Excerpt ▸
━━━━━━━━━━━━━━━━━━━━

Your question seems to get at your purpose related to work and life direction more so than whether you can afford something.  You're stuck in what you're doing but it doesn't really fit who you are.  You feel like you're missing out on what you're supposed to be doing.

I'm going to suggest a couple of resources I have found personally invaluable for exactly that purpose: finding one's purpose and direction as it relates to work (and even more generally - although not so broad as to cover matters of faith).  You're talking about making big, life-altering decisions as well as big financial decisions - cashing out $200k in equity and relocating - so I recommend taking a little time with some resources that may help you find the direction for those things, if not the exact financial answers. 

First, I highly recommend this book (referral).  It's a life-coaching session plus a career coaching session all in one book.  It has loads of exercises that will help you learn more about yourself.  See the author's TED talk for reference if you like.  I can't overstate how helpful this can be for answering the type of question you're asking: what should I do with my productive time in life?  You know what you're doing doesn't fit it, but it sounds like you only have some amorphous idea of what it might be.  I suspect you'll find - if you really do the work - that this book and its exercises will give you a much better picture.

━━━━━━━━━━━━━━━━━━━━

Record list ▸
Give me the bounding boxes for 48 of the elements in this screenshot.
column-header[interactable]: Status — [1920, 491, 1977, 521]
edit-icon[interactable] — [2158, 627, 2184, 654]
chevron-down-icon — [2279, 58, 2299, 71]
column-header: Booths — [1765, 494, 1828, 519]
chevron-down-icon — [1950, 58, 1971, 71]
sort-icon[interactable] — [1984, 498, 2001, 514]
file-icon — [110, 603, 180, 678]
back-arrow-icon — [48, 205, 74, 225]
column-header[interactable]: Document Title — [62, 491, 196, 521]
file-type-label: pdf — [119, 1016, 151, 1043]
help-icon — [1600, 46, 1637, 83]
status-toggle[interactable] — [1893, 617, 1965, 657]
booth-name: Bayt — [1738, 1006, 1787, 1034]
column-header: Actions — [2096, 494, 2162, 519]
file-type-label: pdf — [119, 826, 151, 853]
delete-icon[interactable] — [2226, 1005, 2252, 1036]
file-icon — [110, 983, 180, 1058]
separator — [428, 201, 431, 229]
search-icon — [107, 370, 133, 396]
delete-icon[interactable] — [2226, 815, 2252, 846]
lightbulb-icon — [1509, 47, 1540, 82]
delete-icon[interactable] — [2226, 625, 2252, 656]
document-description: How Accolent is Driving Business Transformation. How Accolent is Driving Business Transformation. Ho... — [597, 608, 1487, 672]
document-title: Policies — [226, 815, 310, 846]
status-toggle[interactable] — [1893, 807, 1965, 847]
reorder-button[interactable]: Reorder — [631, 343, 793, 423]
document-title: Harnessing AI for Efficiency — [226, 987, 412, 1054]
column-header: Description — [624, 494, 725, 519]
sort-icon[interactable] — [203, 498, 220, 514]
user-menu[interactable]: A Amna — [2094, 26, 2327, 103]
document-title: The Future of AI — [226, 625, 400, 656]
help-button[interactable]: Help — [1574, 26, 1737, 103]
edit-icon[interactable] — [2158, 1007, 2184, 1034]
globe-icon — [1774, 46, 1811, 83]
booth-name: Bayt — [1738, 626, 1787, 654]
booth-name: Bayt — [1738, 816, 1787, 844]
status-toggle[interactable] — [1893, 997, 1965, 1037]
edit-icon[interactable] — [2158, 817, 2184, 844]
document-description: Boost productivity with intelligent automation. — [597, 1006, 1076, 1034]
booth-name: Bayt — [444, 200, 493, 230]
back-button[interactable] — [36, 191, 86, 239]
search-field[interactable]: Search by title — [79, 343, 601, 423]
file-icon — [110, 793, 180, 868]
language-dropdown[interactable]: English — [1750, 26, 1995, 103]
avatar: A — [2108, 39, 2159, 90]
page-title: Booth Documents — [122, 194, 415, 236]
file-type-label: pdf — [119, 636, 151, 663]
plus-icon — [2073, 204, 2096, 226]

━━━━━━━━━━━━━━━━━━━━

Written problem 1 ▸
In the career-advice excerpt, the paragraph beginning "First, I highly recommend this book" describes what the book contains. List each of those items.
Written problem 2 ▸
Continue the career-advice excerpt from its last sentence.

Task answer 1 ▸
- A life-coaching session
- A career coaching session
- Loads of exercises to help you learn more about yourself

Task answer 2 ▸
Second, maybe you should try aptitude testing.  See what you're naturally gifted at.  Aptitudes, unlike interests, don't seem to waver over time, and it's a nice piece of information to complement the direction you may receive elsewhere.  It can give you hints as to which jobs/directions may be more fruitful than others, and help guide your overall decisions.  I have found it incredibly useful personally.  You can do testing at places like Johnson O'Connor Foundation (they're all over the USA), which is what I did, for rigorous testing.  It's worth the money in my book: it's a one-time investment that can help make a lifetime of decisions about things that are very valuable (jobs, career, etc.). 

And finally, if you want a resource that hits even upon the religious, as food for thought, there's this old hit.  If you happen to be Christian, and want a book that hits upon aptitudes + career direction, there's also this great resource, which I think is also helpful (though I would start with the first book above).

I recommend that you take some serious time with these things - and hopefully the first book will help you see some new directions and possibilities you hadn't seen before, and encourage you even as you're still sitting where you are for now, until you have a little more direction.  Plus, it's a nice compromise rather than sitting where you're unfulfilled - you're now in a new phase of preparing to launch to the next thing; the only question is what that thing will be.

BTW, folks here tend to be specifics-oriented, and like digging into details, ergo the request for financials.  And, really, we can't advise you on whether to sell your condo or not and so on (financially) without those details, so that has a place.  But I take your question as one about purpose and direction, which is why I responded, as I have found immense value personally in the resources I've described to you (worth far beyond the time + money I put into them), especially that first book.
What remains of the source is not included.